-------- Records for this exercise --------

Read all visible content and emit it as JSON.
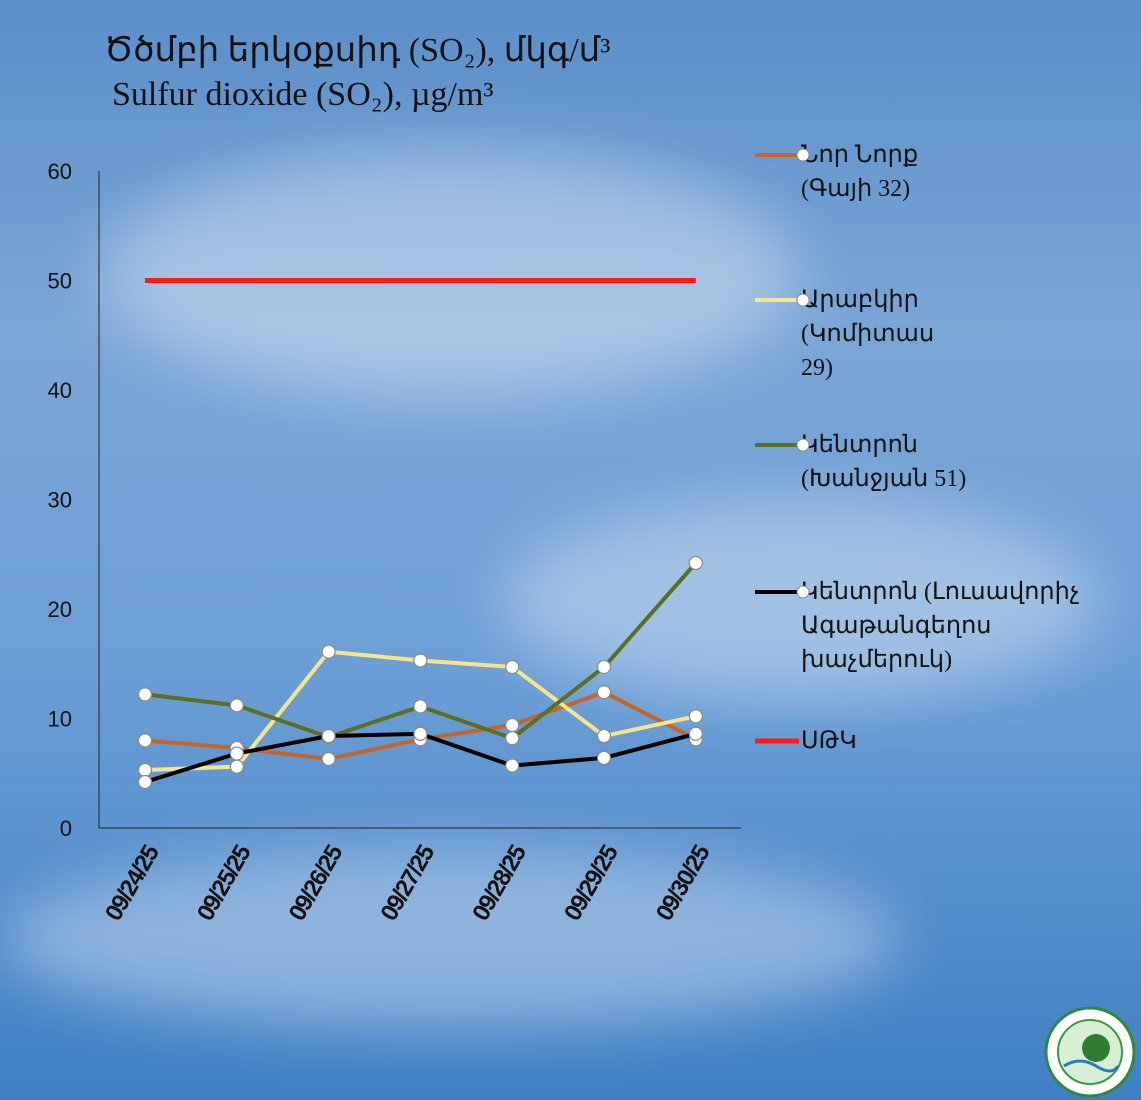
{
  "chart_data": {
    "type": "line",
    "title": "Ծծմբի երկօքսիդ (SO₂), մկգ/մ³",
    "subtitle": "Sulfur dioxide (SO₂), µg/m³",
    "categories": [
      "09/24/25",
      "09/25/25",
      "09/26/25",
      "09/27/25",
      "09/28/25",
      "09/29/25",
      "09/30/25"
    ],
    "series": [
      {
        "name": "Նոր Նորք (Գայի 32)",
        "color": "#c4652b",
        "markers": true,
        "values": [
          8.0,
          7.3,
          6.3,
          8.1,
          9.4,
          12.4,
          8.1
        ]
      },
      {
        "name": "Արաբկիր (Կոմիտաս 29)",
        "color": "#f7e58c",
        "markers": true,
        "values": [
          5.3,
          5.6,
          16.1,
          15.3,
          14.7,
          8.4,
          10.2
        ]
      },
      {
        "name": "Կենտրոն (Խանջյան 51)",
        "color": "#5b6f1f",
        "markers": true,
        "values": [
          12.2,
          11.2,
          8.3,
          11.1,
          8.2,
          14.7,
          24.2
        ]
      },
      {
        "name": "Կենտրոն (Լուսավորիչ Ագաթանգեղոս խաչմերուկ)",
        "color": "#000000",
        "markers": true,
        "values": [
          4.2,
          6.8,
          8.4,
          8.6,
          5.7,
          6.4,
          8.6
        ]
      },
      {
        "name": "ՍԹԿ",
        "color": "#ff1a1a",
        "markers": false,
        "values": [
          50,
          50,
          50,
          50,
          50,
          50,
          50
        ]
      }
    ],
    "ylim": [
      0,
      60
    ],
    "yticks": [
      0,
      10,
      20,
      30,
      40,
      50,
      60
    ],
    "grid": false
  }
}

--------

> Prompt
Copy all lines above containing the string "Կենտրոն".

> Exercise response
        "name": "Կենտրոն (Խանջյան 51)",
        "name": "Կենտրոն (Լուսավորիչ Ագաթանգեղոս խաչմերուկ)",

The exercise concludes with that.